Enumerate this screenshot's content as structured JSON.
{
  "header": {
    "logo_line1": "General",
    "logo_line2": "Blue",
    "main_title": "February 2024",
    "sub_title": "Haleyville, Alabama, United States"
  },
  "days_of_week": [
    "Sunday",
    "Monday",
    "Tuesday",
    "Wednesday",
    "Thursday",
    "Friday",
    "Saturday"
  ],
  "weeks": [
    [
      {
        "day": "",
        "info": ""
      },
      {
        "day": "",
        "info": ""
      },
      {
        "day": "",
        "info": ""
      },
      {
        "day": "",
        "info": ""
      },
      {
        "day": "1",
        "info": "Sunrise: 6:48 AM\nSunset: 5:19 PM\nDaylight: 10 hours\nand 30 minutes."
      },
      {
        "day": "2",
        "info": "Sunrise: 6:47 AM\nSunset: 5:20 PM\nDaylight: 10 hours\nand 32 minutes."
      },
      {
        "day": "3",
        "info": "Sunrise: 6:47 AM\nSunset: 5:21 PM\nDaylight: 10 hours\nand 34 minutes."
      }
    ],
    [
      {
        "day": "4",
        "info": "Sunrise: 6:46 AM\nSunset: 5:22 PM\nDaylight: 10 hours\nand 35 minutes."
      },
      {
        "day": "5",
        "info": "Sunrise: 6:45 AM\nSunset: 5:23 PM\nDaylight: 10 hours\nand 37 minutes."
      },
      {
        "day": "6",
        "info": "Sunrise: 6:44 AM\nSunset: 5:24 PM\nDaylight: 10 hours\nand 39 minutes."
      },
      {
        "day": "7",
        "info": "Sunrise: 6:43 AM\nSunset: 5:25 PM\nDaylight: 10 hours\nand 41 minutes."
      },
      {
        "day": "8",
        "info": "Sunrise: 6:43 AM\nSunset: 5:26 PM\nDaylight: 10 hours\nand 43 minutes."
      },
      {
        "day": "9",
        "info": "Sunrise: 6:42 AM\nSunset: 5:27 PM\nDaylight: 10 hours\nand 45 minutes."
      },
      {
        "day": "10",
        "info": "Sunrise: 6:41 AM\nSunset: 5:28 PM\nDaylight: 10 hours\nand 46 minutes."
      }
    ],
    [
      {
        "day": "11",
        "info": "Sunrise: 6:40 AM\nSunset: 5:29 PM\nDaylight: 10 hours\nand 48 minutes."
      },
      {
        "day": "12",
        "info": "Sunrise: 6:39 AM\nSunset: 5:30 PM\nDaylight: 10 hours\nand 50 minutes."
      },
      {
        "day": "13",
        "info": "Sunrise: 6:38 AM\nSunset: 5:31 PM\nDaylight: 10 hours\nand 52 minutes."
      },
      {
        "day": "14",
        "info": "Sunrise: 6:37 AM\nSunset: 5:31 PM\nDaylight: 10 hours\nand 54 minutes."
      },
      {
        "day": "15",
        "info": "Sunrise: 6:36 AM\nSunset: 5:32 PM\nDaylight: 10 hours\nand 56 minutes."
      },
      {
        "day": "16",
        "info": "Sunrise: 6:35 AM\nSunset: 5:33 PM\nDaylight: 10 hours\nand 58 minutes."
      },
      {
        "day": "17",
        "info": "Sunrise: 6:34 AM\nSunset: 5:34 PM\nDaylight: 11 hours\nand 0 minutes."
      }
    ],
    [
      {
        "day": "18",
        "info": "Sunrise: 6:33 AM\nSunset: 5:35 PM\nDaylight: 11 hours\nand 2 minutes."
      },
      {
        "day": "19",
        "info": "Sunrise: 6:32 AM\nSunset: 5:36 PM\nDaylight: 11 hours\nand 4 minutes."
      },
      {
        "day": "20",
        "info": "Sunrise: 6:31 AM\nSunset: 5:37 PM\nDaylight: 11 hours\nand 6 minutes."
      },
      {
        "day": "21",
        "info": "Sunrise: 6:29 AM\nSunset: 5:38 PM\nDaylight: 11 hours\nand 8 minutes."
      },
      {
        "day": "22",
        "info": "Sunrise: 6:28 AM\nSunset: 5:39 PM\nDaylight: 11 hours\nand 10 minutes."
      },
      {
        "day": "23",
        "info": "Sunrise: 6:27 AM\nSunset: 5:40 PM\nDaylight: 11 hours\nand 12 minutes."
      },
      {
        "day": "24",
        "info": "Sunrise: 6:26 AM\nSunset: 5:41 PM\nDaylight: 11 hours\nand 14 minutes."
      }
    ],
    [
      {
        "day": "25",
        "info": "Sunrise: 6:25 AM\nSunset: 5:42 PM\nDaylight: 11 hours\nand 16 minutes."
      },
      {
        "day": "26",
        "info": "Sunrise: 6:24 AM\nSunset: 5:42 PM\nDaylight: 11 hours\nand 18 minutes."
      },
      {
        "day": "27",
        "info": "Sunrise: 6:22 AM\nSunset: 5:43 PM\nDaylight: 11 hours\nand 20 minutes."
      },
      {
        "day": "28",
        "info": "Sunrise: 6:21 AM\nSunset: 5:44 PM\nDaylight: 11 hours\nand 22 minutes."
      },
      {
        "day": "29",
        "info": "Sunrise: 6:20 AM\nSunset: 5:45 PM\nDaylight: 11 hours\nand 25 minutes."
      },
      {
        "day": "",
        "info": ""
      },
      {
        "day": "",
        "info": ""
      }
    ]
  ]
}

★ ★ ★ ★ ★ ★ ★

Short task: Your task is to quote all of the data word for word.

Answer to the task:
Enumerate this screenshot's content as structured JSON.
{
  "header": {
    "logo_line1": "General",
    "logo_line2": "Blue",
    "main_title": "February 2024",
    "sub_title": "Haleyville, Alabama, United States"
  },
  "days_of_week": [
    "Sunday",
    "Monday",
    "Tuesday",
    "Wednesday",
    "Thursday",
    "Friday",
    "Saturday"
  ],
  "weeks": [
    [
      {
        "day": "",
        "info": ""
      },
      {
        "day": "",
        "info": ""
      },
      {
        "day": "",
        "info": ""
      },
      {
        "day": "",
        "info": ""
      },
      {
        "day": "1",
        "info": "Sunrise: 6:48 AM\nSunset: 5:19 PM\nDaylight: 10 hours\nand 30 minutes."
      },
      {
        "day": "2",
        "info": "Sunrise: 6:47 AM\nSunset: 5:20 PM\nDaylight: 10 hours\nand 32 minutes."
      },
      {
        "day": "3",
        "info": "Sunrise: 6:47 AM\nSunset: 5:21 PM\nDaylight: 10 hours\nand 34 minutes."
      }
    ],
    [
      {
        "day": "4",
        "info": "Sunrise: 6:46 AM\nSunset: 5:22 PM\nDaylight: 10 hours\nand 35 minutes."
      },
      {
        "day": "5",
        "info": "Sunrise: 6:45 AM\nSunset: 5:23 PM\nDaylight: 10 hours\nand 37 minutes."
      },
      {
        "day": "6",
        "info": "Sunrise: 6:44 AM\nSunset: 5:24 PM\nDaylight: 10 hours\nand 39 minutes."
      },
      {
        "day": "7",
        "info": "Sunrise: 6:43 AM\nSunset: 5:25 PM\nDaylight: 10 hours\nand 41 minutes."
      },
      {
        "day": "8",
        "info": "Sunrise: 6:43 AM\nSunset: 5:26 PM\nDaylight: 10 hours\nand 43 minutes."
      },
      {
        "day": "9",
        "info": "Sunrise: 6:42 AM\nSunset: 5:27 PM\nDaylight: 10 hours\nand 45 minutes."
      },
      {
        "day": "10",
        "info": "Sunrise: 6:41 AM\nSunset: 5:28 PM\nDaylight: 10 hours\nand 46 minutes."
      }
    ],
    [
      {
        "day": "11",
        "info": "Sunrise: 6:40 AM\nSunset: 5:29 PM\nDaylight: 10 hours\nand 48 minutes."
      },
      {
        "day": "12",
        "info": "Sunrise: 6:39 AM\nSunset: 5:30 PM\nDaylight: 10 hours\nand 50 minutes."
      },
      {
        "day": "13",
        "info": "Sunrise: 6:38 AM\nSunset: 5:31 PM\nDaylight: 10 hours\nand 52 minutes."
      },
      {
        "day": "14",
        "info": "Sunrise: 6:37 AM\nSunset: 5:31 PM\nDaylight: 10 hours\nand 54 minutes."
      },
      {
        "day": "15",
        "info": "Sunrise: 6:36 AM\nSunset: 5:32 PM\nDaylight: 10 hours\nand 56 minutes."
      },
      {
        "day": "16",
        "info": "Sunrise: 6:35 AM\nSunset: 5:33 PM\nDaylight: 10 hours\nand 58 minutes."
      },
      {
        "day": "17",
        "info": "Sunrise: 6:34 AM\nSunset: 5:34 PM\nDaylight: 11 hours\nand 0 minutes."
      }
    ],
    [
      {
        "day": "18",
        "info": "Sunrise: 6:33 AM\nSunset: 5:35 PM\nDaylight: 11 hours\nand 2 minutes."
      },
      {
        "day": "19",
        "info": "Sunrise: 6:32 AM\nSunset: 5:36 PM\nDaylight: 11 hours\nand 4 minutes."
      },
      {
        "day": "20",
        "info": "Sunrise: 6:31 AM\nSunset: 5:37 PM\nDaylight: 11 hours\nand 6 minutes."
      },
      {
        "day": "21",
        "info": "Sunrise: 6:29 AM\nSunset: 5:38 PM\nDaylight: 11 hours\nand 8 minutes."
      },
      {
        "day": "22",
        "info": "Sunrise: 6:28 AM\nSunset: 5:39 PM\nDaylight: 11 hours\nand 10 minutes."
      },
      {
        "day": "23",
        "info": "Sunrise: 6:27 AM\nSunset: 5:40 PM\nDaylight: 11 hours\nand 12 minutes."
      },
      {
        "day": "24",
        "info": "Sunrise: 6:26 AM\nSunset: 5:41 PM\nDaylight: 11 hours\nand 14 minutes."
      }
    ],
    [
      {
        "day": "25",
        "info": "Sunrise: 6:25 AM\nSunset: 5:42 PM\nDaylight: 11 hours\nand 16 minutes."
      },
      {
        "day": "26",
        "info": "Sunrise: 6:24 AM\nSunset: 5:42 PM\nDaylight: 11 hours\nand 18 minutes."
      },
      {
        "day": "27",
        "info": "Sunrise: 6:22 AM\nSunset: 5:43 PM\nDaylight: 11 hours\nand 20 minutes."
      },
      {
        "day": "28",
        "info": "Sunrise: 6:21 AM\nSunset: 5:44 PM\nDaylight: 11 hours\nand 22 minutes."
      },
      {
        "day": "29",
        "info": "Sunrise: 6:20 AM\nSunset: 5:45 PM\nDaylight: 11 hours\nand 25 minutes."
      },
      {
        "day": "",
        "info": ""
      },
      {
        "day": "",
        "info": ""
      }
    ]
  ]
}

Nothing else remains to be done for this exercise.